*DIRECTIONS*: Reproduce the records below exactly as they appear.

╭──

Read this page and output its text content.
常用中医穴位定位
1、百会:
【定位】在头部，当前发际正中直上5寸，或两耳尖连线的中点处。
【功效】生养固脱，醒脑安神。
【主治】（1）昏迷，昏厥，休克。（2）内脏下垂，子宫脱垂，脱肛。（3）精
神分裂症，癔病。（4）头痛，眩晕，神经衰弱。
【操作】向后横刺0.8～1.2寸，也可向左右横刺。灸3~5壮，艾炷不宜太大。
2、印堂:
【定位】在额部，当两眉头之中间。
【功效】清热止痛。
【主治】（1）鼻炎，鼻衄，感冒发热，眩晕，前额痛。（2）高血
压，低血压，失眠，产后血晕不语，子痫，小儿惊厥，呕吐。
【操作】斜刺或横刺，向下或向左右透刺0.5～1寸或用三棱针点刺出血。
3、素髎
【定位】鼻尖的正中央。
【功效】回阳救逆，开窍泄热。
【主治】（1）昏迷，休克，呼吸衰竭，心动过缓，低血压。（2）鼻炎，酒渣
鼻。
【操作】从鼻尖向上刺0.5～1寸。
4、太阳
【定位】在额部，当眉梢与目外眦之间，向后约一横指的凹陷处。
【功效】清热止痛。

╰──

*WRITTEN SOLUTION*:
Read this page and output its text content.
常用中医穴位定位
1、百会:
【定位】在头部，当前发际正中直上5寸，或两耳尖连线的中点处。
【功效】生养固脱，醒脑安神。
【主治】（1）昏迷，昏厥，休克。（2）内脏下垂，子宫脱垂，脱肛。（3）精
神分裂症，癔病。（4）头痛，眩晕，神经衰弱。
【操作】向后横刺0.8～1.2寸，也可向左右横刺。灸3~5壮，艾炷不宜太大。
2、印堂:
【定位】在额部，当两眉头之中间。
【功效】清热止痛。
【主治】（1）鼻炎，鼻衄，感冒发热，眩晕，前额痛。（2）高血
压，低血压，失眠，产后血晕不语，子痫，小儿惊厥，呕吐。
【操作】斜刺或横刺，向下或向左右透刺0.5～1寸或用三棱针点刺出血。
3、素髎
【定位】鼻尖的正中央。
【功效】回阳救逆，开窍泄热。
【主治】（1）昏迷，休克，呼吸衰竭，心动过缓，低血压。（2）鼻炎，酒渣
鼻。
【操作】从鼻尖向上刺0.5～1寸。
4、太阳
【定位】在额部，当眉梢与目外眦之间，向后约一横指的凹陷处。
【功效】清热止痛。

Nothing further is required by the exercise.